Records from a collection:
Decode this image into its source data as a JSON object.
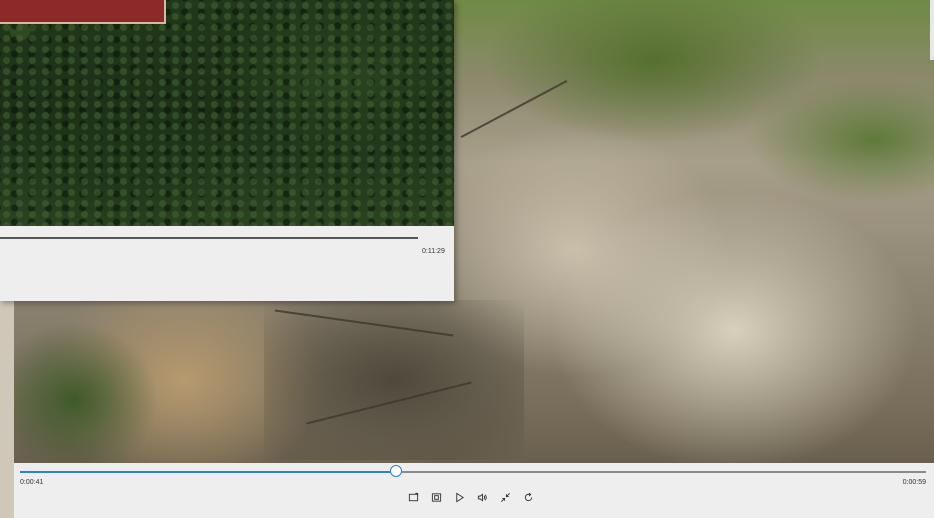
{
  "players": {
    "back": {
      "elapsed": "0:00:41",
      "duration": "0:00:59",
      "progress": 0.415,
      "accent_color": "#2f7fd6",
      "buttons": [
        {
          "name": "cast-icon"
        },
        {
          "name": "miniplayer-icon"
        },
        {
          "name": "play-icon"
        },
        {
          "name": "volume-icon"
        },
        {
          "name": "collapse-icon"
        },
        {
          "name": "repeat-icon"
        }
      ]
    },
    "front": {
      "duration": "0:11:29"
    }
  }
}
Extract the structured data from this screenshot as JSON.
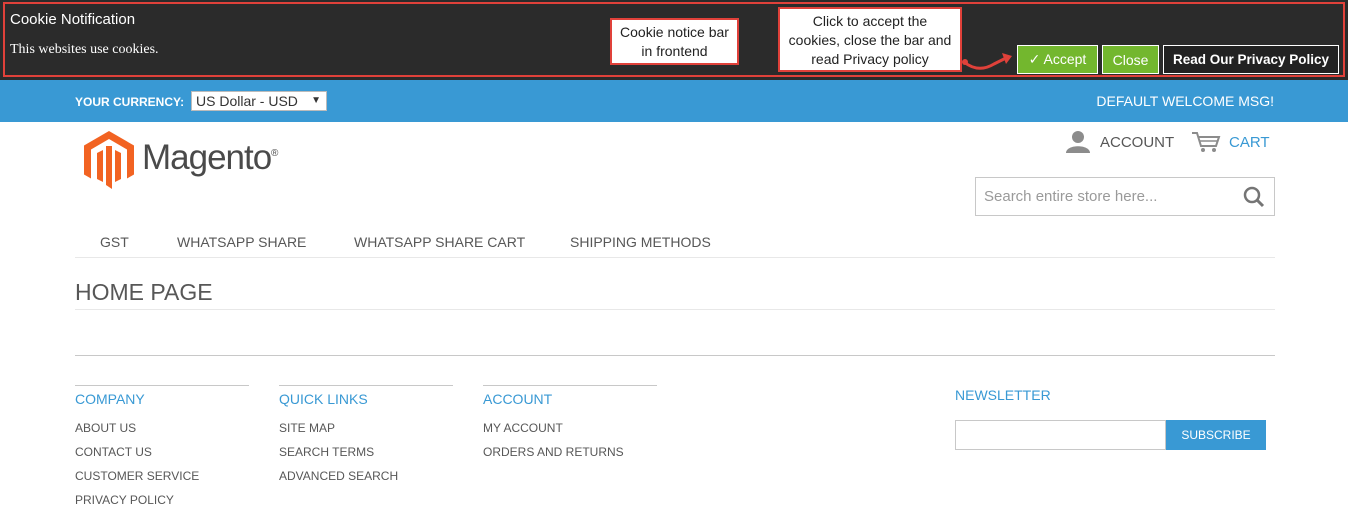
{
  "cookie_bar": {
    "title": "Cookie Notification",
    "message": "This websites use cookies.",
    "accept_label": "✓ Accept",
    "close_label": "Close",
    "policy_label": "Read Our Privacy Policy",
    "accent": "#73b72e",
    "annotation_color": "#e0413a"
  },
  "callouts": {
    "notice_line1": "Cookie notice bar",
    "notice_line2": "in frontend",
    "accept_line1": "Click to accept the",
    "accept_line2": "cookies, close the bar and",
    "accept_line3": "read Privacy policy"
  },
  "topbar": {
    "currency_label": "YOUR CURRENCY:",
    "currency_value": "US Dollar - USD",
    "caret": "▼",
    "welcome": "DEFAULT WELCOME MSG!",
    "color": "#3999d4"
  },
  "header": {
    "logo_text": "Magento",
    "logo_reg": "®",
    "account_label": "ACCOUNT",
    "cart_label": "CART",
    "search_placeholder": "Search entire store here..."
  },
  "nav": {
    "items": [
      "GST",
      "WHATSAPP SHARE",
      "WHATSAPP SHARE CART",
      "SHIPPING METHODS"
    ]
  },
  "main": {
    "page_title": "HOME PAGE"
  },
  "footer": {
    "columns": [
      {
        "title": "COMPANY",
        "links": [
          "ABOUT US",
          "CONTACT US",
          "CUSTOMER SERVICE",
          "PRIVACY POLICY"
        ]
      },
      {
        "title": "QUICK LINKS",
        "links": [
          "SITE MAP",
          "SEARCH TERMS",
          "ADVANCED SEARCH"
        ]
      },
      {
        "title": "ACCOUNT",
        "links": [
          "MY ACCOUNT",
          "ORDERS AND RETURNS"
        ]
      }
    ],
    "newsletter_title": "NEWSLETTER",
    "subscribe_label": "SUBSCRIBE"
  }
}
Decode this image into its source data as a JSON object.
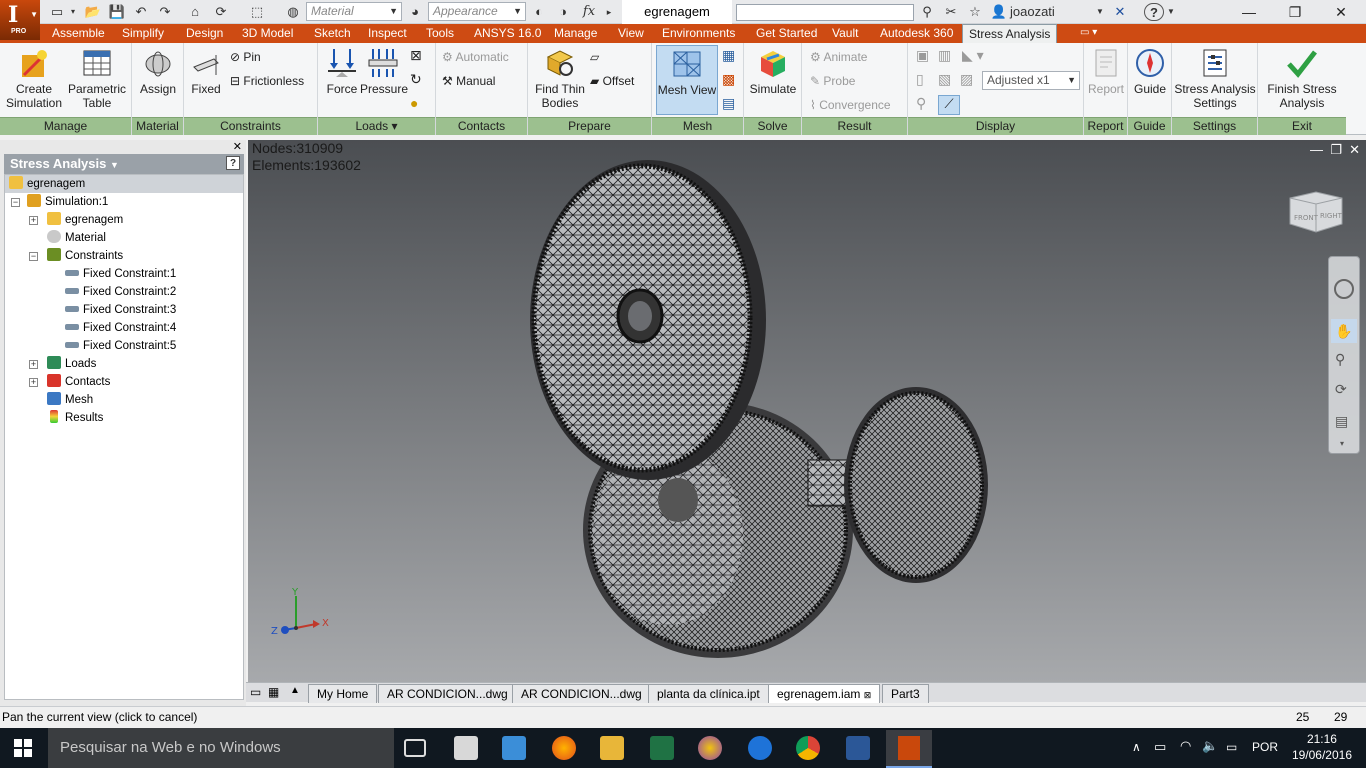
{
  "titlebar": {
    "logo_letter": "I",
    "logo_edition": "PRO",
    "material_combo": "Material",
    "appearance_combo": "Appearance",
    "fx_label": "fx",
    "doc_title": "egrenagem",
    "user_name": "joaozati",
    "help_label": "?"
  },
  "ribbon_tabs": [
    "Assemble",
    "Simplify",
    "Design",
    "3D Model",
    "Sketch",
    "Inspect",
    "Tools",
    "ANSYS 16.0",
    "Manage",
    "View",
    "Environments",
    "Get Started",
    "Vault",
    "Autodesk 360",
    "Stress Analysis"
  ],
  "ribbon": {
    "manage": {
      "label": "Manage",
      "create_simulation": "Create Simulation",
      "parametric_table": "Parametric Table"
    },
    "material": {
      "label": "Material",
      "assign": "Assign"
    },
    "constraints": {
      "label": "Constraints",
      "fixed": "Fixed",
      "pin": "Pin",
      "frictionless": "Frictionless"
    },
    "loads": {
      "label": "Loads",
      "force": "Force",
      "pressure": "Pressure"
    },
    "contacts": {
      "label": "Contacts",
      "automatic": "Automatic",
      "manual": "Manual"
    },
    "prepare": {
      "label": "Prepare",
      "find_thin_bodies": "Find Thin Bodies",
      "offset": "Offset"
    },
    "mesh": {
      "label": "Mesh",
      "mesh_view": "Mesh View"
    },
    "solve": {
      "label": "Solve",
      "simulate": "Simulate"
    },
    "result": {
      "label": "Result",
      "animate": "Animate",
      "probe": "Probe",
      "convergence": "Convergence"
    },
    "display": {
      "label": "Display",
      "adjusted": "Adjusted x1"
    },
    "report": {
      "label": "Report",
      "report": "Report"
    },
    "guide": {
      "label": "Guide",
      "guide": "Guide"
    },
    "settings": {
      "label": "Settings",
      "stress_analysis_settings": "Stress Analysis Settings"
    },
    "exit": {
      "label": "Exit",
      "finish_stress_analysis": "Finish Stress Analysis"
    }
  },
  "browser": {
    "title": "Stress Analysis",
    "nodes": [
      "egrenagem",
      "Simulation:1",
      "egrenagem",
      "Material",
      "Constraints",
      "Fixed Constraint:1",
      "Fixed Constraint:2",
      "Fixed Constraint:3",
      "Fixed Constraint:4",
      "Fixed Constraint:5",
      "Loads",
      "Contacts",
      "Mesh",
      "Results"
    ]
  },
  "viewport": {
    "nodes_text": "Nodes:310909",
    "elements_text": "Elements:193602",
    "axis_x": "X",
    "axis_y": "Y",
    "axis_z": "Z",
    "viewcube_front": "FRONT",
    "viewcube_right": "RIGHT"
  },
  "document_tabs": [
    "My Home",
    "AR CONDICION...dwg",
    "AR CONDICION...dwg",
    "planta da clínica.ipt",
    "egrenagem.iam",
    "Part3"
  ],
  "statusbar": {
    "message": "Pan the current view (click to cancel)",
    "count_a": "25",
    "count_b": "29"
  },
  "taskbar": {
    "search_placeholder": "Pesquisar na Web e no Windows",
    "language": "POR",
    "time": "21:16",
    "date": "19/06/2016"
  },
  "colors": {
    "ribbon_tab_bg": "#ce4b13",
    "panel_label_bg": "#9cc08f",
    "taskbar_bg": "#101820"
  }
}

> EXERCISE DIRECTIONS: Copy the material shown above in full and exactly. Skip the pictures.

> OUTPUT:
Decode this image into its source data as a JSON object.
{
  "players": {
    "back": {
      "elapsed": "0:00:41",
      "duration": "0:00:59",
      "progress": 0.415,
      "accent_color": "#2f7fd6",
      "buttons": [
        {
          "name": "cast-icon"
        },
        {
          "name": "miniplayer-icon"
        },
        {
          "name": "play-icon"
        },
        {
          "name": "volume-icon"
        },
        {
          "name": "collapse-icon"
        },
        {
          "name": "repeat-icon"
        }
      ]
    },
    "front": {
      "duration": "0:11:29"
    }
  }
}
Extract the structured data from this screenshot as JSON.
{
  "cookie_bar": {
    "title": "Cookie Notification",
    "message": "This websites use cookies.",
    "accept_label": "✓ Accept",
    "close_label": "Close",
    "policy_label": "Read Our Privacy Policy",
    "accent": "#73b72e",
    "annotation_color": "#e0413a"
  },
  "callouts": {
    "notice_line1": "Cookie notice bar",
    "notice_line2": "in frontend",
    "accept_line1": "Click to accept the",
    "accept_line2": "cookies, close the bar and",
    "accept_line3": "read Privacy policy"
  },
  "topbar": {
    "currency_label": "YOUR CURRENCY:",
    "currency_value": "US Dollar - USD",
    "caret": "▼",
    "welcome": "DEFAULT WELCOME MSG!",
    "color": "#3999d4"
  },
  "header": {
    "logo_text": "Magento",
    "logo_reg": "®",
    "account_label": "ACCOUNT",
    "cart_label": "CART",
    "search_placeholder": "Search entire store here..."
  },
  "nav": {
    "items": [
      "GST",
      "WHATSAPP SHARE",
      "WHATSAPP SHARE CART",
      "SHIPPING METHODS"
    ]
  },
  "main": {
    "page_title": "HOME PAGE"
  },
  "footer": {
    "columns": [
      {
        "title": "COMPANY",
        "links": [
          "ABOUT US",
          "CONTACT US",
          "CUSTOMER SERVICE",
          "PRIVACY POLICY"
        ]
      },
      {
        "title": "QUICK LINKS",
        "links": [
          "SITE MAP",
          "SEARCH TERMS",
          "ADVANCED SEARCH"
        ]
      },
      {
        "title": "ACCOUNT",
        "links": [
          "MY ACCOUNT",
          "ORDERS AND RETURNS"
        ]
      }
    ],
    "newsletter_title": "NEWSLETTER",
    "subscribe_label": "SUBSCRIBE"
  }
}
Decode this image into its source data as a JSON object.
{
  "titlebar": {
    "logo_letter": "I",
    "logo_edition": "PRO",
    "material_combo": "Material",
    "appearance_combo": "Appearance",
    "fx_label": "fx",
    "doc_title": "egrenagem",
    "user_name": "joaozati",
    "help_label": "?"
  },
  "ribbon_tabs": [
    "Assemble",
    "Simplify",
    "Design",
    "3D Model",
    "Sketch",
    "Inspect",
    "Tools",
    "ANSYS 16.0",
    "Manage",
    "View",
    "Environments",
    "Get Started",
    "Vault",
    "Autodesk 360",
    "Stress Analysis"
  ],
  "ribbon": {
    "manage": {
      "label": "Manage",
      "create_simulation": "Create Simulation",
      "parametric_table": "Parametric Table"
    },
    "material": {
      "label": "Material",
      "assign": "Assign"
    },
    "constraints": {
      "label": "Constraints",
      "fixed": "Fixed",
      "pin": "Pin",
      "frictionless": "Frictionless"
    },
    "loads": {
      "label": "Loads",
      "force": "Force",
      "pressure": "Pressure"
    },
    "contacts": {
      "label": "Contacts",
      "automatic": "Automatic",
      "manual": "Manual"
    },
    "prepare": {
      "label": "Prepare",
      "find_thin_bodies": "Find Thin Bodies",
      "offset": "Offset"
    },
    "mesh": {
      "label": "Mesh",
      "mesh_view": "Mesh View"
    },
    "solve": {
      "label": "Solve",
      "simulate": "Simulate"
    },
    "result": {
      "label": "Result",
      "animate": "Animate",
      "probe": "Probe",
      "convergence": "Convergence"
    },
    "display": {
      "label": "Display",
      "adjusted": "Adjusted x1"
    },
    "report": {
      "label": "Report",
      "report": "Report"
    },
    "guide": {
      "label": "Guide",
      "guide": "Guide"
    },
    "settings": {
      "label": "Settings",
      "stress_analysis_settings": "Stress Analysis Settings"
    },
    "exit": {
      "label": "Exit",
      "finish_stress_analysis": "Finish Stress Analysis"
    }
  },
  "browser": {
    "title": "Stress Analysis",
    "nodes": [
      "egrenagem",
      "Simulation:1",
      "egrenagem",
      "Material",
      "Constraints",
      "Fixed Constraint:1",
      "Fixed Constraint:2",
      "Fixed Constraint:3",
      "Fixed Constraint:4",
      "Fixed Constraint:5",
      "Loads",
      "Contacts",
      "Mesh",
      "Results"
    ]
  },
  "viewport": {
    "nodes_text": "Nodes:310909",
    "elements_text": "Elements:193602",
    "axis_x": "X",
    "axis_y": "Y",
    "axis_z": "Z",
    "viewcube_front": "FRONT",
    "viewcube_right": "RIGHT"
  },
  "document_tabs": [
    "My Home",
    "AR CONDICION...dwg",
    "AR CONDICION...dwg",
    "planta da clínica.ipt",
    "egrenagem.iam",
    "Part3"
  ],
  "statusbar": {
    "message": "Pan the current view (click to cancel)",
    "count_a": "25",
    "count_b": "29"
  },
  "taskbar": {
    "search_placeholder": "Pesquisar na Web e no Windows",
    "language": "POR",
    "time": "21:16",
    "date": "19/06/2016"
  },
  "colors": {
    "ribbon_tab_bg": "#ce4b13",
    "panel_label_bg": "#9cc08f",
    "taskbar_bg": "#101820"
  }
}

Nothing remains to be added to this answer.